— REQUEST —
Give all of the lines again exactly as they read.

Records from a collection:
>>>
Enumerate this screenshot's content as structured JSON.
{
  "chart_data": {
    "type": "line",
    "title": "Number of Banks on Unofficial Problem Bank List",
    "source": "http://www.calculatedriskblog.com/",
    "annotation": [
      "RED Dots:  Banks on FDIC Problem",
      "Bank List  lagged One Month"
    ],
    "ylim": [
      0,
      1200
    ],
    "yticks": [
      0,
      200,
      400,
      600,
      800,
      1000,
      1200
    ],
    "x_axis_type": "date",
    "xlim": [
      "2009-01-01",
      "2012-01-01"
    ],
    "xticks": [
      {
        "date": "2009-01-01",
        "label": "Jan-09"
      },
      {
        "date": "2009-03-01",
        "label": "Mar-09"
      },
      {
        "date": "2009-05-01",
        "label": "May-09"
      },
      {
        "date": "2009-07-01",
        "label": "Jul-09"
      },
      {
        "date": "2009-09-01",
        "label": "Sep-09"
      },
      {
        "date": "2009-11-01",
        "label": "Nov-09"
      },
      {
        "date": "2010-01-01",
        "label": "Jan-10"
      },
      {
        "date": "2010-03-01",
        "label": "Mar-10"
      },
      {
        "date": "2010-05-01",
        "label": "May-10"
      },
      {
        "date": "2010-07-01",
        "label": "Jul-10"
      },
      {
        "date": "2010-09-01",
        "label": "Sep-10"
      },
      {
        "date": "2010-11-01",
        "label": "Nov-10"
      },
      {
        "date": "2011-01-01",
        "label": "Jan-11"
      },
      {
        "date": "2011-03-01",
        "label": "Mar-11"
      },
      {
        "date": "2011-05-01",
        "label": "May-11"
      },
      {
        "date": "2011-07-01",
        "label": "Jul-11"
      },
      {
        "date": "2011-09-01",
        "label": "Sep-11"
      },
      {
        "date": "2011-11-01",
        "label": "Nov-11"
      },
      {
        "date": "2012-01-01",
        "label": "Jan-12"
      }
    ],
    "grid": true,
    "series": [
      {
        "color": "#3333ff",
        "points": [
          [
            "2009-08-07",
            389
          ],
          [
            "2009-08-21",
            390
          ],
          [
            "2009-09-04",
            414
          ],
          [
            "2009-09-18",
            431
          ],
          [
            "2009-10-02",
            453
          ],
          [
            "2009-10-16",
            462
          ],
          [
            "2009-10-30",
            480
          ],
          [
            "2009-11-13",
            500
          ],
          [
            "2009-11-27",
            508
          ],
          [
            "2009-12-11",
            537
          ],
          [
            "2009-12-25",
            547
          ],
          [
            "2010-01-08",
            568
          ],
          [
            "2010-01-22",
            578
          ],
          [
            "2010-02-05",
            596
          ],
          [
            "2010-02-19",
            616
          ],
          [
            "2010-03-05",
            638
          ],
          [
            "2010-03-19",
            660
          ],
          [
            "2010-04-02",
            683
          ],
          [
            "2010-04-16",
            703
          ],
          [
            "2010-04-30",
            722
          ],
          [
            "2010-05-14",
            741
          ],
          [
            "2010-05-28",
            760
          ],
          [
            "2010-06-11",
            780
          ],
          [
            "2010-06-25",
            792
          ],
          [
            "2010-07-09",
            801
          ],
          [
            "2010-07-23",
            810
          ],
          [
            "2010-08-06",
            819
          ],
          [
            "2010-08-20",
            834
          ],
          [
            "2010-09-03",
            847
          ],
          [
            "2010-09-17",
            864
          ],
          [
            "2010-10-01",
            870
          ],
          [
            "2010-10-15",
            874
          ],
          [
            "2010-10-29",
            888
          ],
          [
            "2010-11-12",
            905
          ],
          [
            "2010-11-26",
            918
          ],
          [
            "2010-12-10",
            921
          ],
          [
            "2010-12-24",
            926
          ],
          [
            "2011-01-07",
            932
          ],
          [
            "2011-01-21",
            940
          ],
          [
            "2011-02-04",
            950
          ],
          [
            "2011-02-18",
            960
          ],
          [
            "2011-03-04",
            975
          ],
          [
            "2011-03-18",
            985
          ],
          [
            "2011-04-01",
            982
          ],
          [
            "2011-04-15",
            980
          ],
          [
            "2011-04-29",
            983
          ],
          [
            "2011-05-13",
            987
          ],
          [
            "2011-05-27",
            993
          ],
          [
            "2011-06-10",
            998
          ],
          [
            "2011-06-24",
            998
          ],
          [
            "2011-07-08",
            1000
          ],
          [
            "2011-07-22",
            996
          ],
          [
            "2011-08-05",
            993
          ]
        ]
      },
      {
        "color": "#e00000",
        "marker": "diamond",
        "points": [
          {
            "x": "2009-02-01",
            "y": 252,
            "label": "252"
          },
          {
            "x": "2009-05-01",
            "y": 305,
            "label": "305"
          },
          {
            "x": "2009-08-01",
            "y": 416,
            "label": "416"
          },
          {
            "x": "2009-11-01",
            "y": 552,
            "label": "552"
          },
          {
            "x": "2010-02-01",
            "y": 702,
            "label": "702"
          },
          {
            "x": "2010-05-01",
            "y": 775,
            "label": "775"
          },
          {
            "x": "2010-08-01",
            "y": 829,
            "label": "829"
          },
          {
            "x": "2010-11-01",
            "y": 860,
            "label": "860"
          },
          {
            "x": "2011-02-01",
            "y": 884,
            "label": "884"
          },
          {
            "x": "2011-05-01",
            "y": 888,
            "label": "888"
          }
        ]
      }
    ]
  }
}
<<<
— RESULT OF THE EXERCISE —
Enumerate this screenshot's content as structured JSON.
{
  "chart_data": {
    "type": "line",
    "title": "Number of Banks on Unofficial Problem Bank List",
    "source": "http://www.calculatedriskblog.com/",
    "annotation": [
      "RED Dots:  Banks on FDIC Problem",
      "Bank List  lagged One Month"
    ],
    "ylim": [
      0,
      1200
    ],
    "yticks": [
      0,
      200,
      400,
      600,
      800,
      1000,
      1200
    ],
    "x_axis_type": "date",
    "xlim": [
      "2009-01-01",
      "2012-01-01"
    ],
    "xticks": [
      {
        "date": "2009-01-01",
        "label": "Jan-09"
      },
      {
        "date": "2009-03-01",
        "label": "Mar-09"
      },
      {
        "date": "2009-05-01",
        "label": "May-09"
      },
      {
        "date": "2009-07-01",
        "label": "Jul-09"
      },
      {
        "date": "2009-09-01",
        "label": "Sep-09"
      },
      {
        "date": "2009-11-01",
        "label": "Nov-09"
      },
      {
        "date": "2010-01-01",
        "label": "Jan-10"
      },
      {
        "date": "2010-03-01",
        "label": "Mar-10"
      },
      {
        "date": "2010-05-01",
        "label": "May-10"
      },
      {
        "date": "2010-07-01",
        "label": "Jul-10"
      },
      {
        "date": "2010-09-01",
        "label": "Sep-10"
      },
      {
        "date": "2010-11-01",
        "label": "Nov-10"
      },
      {
        "date": "2011-01-01",
        "label": "Jan-11"
      },
      {
        "date": "2011-03-01",
        "label": "Mar-11"
      },
      {
        "date": "2011-05-01",
        "label": "May-11"
      },
      {
        "date": "2011-07-01",
        "label": "Jul-11"
      },
      {
        "date": "2011-09-01",
        "label": "Sep-11"
      },
      {
        "date": "2011-11-01",
        "label": "Nov-11"
      },
      {
        "date": "2012-01-01",
        "label": "Jan-12"
      }
    ],
    "grid": true,
    "series": [
      {
        "color": "#3333ff",
        "points": [
          [
            "2009-08-07",
            389
          ],
          [
            "2009-08-21",
            390
          ],
          [
            "2009-09-04",
            414
          ],
          [
            "2009-09-18",
            431
          ],
          [
            "2009-10-02",
            453
          ],
          [
            "2009-10-16",
            462
          ],
          [
            "2009-10-30",
            480
          ],
          [
            "2009-11-13",
            500
          ],
          [
            "2009-11-27",
            508
          ],
          [
            "2009-12-11",
            537
          ],
          [
            "2009-12-25",
            547
          ],
          [
            "2010-01-08",
            568
          ],
          [
            "2010-01-22",
            578
          ],
          [
            "2010-02-05",
            596
          ],
          [
            "2010-02-19",
            616
          ],
          [
            "2010-03-05",
            638
          ],
          [
            "2010-03-19",
            660
          ],
          [
            "2010-04-02",
            683
          ],
          [
            "2010-04-16",
            703
          ],
          [
            "2010-04-30",
            722
          ],
          [
            "2010-05-14",
            741
          ],
          [
            "2010-05-28",
            760
          ],
          [
            "2010-06-11",
            780
          ],
          [
            "2010-06-25",
            792
          ],
          [
            "2010-07-09",
            801
          ],
          [
            "2010-07-23",
            810
          ],
          [
            "2010-08-06",
            819
          ],
          [
            "2010-08-20",
            834
          ],
          [
            "2010-09-03",
            847
          ],
          [
            "2010-09-17",
            864
          ],
          [
            "2010-10-01",
            870
          ],
          [
            "2010-10-15",
            874
          ],
          [
            "2010-10-29",
            888
          ],
          [
            "2010-11-12",
            905
          ],
          [
            "2010-11-26",
            918
          ],
          [
            "2010-12-10",
            921
          ],
          [
            "2010-12-24",
            926
          ],
          [
            "2011-01-07",
            932
          ],
          [
            "2011-01-21",
            940
          ],
          [
            "2011-02-04",
            950
          ],
          [
            "2011-02-18",
            960
          ],
          [
            "2011-03-04",
            975
          ],
          [
            "2011-03-18",
            985
          ],
          [
            "2011-04-01",
            982
          ],
          [
            "2011-04-15",
            980
          ],
          [
            "2011-04-29",
            983
          ],
          [
            "2011-05-13",
            987
          ],
          [
            "2011-05-27",
            993
          ],
          [
            "2011-06-10",
            998
          ],
          [
            "2011-06-24",
            998
          ],
          [
            "2011-07-08",
            1000
          ],
          [
            "2011-07-22",
            996
          ],
          [
            "2011-08-05",
            993
          ]
        ]
      },
      {
        "color": "#e00000",
        "marker": "diamond",
        "points": [
          {
            "x": "2009-02-01",
            "y": 252,
            "label": "252"
          },
          {
            "x": "2009-05-01",
            "y": 305,
            "label": "305"
          },
          {
            "x": "2009-08-01",
            "y": 416,
            "label": "416"
          },
          {
            "x": "2009-11-01",
            "y": 552,
            "label": "552"
          },
          {
            "x": "2010-02-01",
            "y": 702,
            "label": "702"
          },
          {
            "x": "2010-05-01",
            "y": 775,
            "label": "775"
          },
          {
            "x": "2010-08-01",
            "y": 829,
            "label": "829"
          },
          {
            "x": "2010-11-01",
            "y": 860,
            "label": "860"
          },
          {
            "x": "2011-02-01",
            "y": 884,
            "label": "884"
          },
          {
            "x": "2011-05-01",
            "y": 888,
            "label": "888"
          }
        ]
      }
    ]
  }
}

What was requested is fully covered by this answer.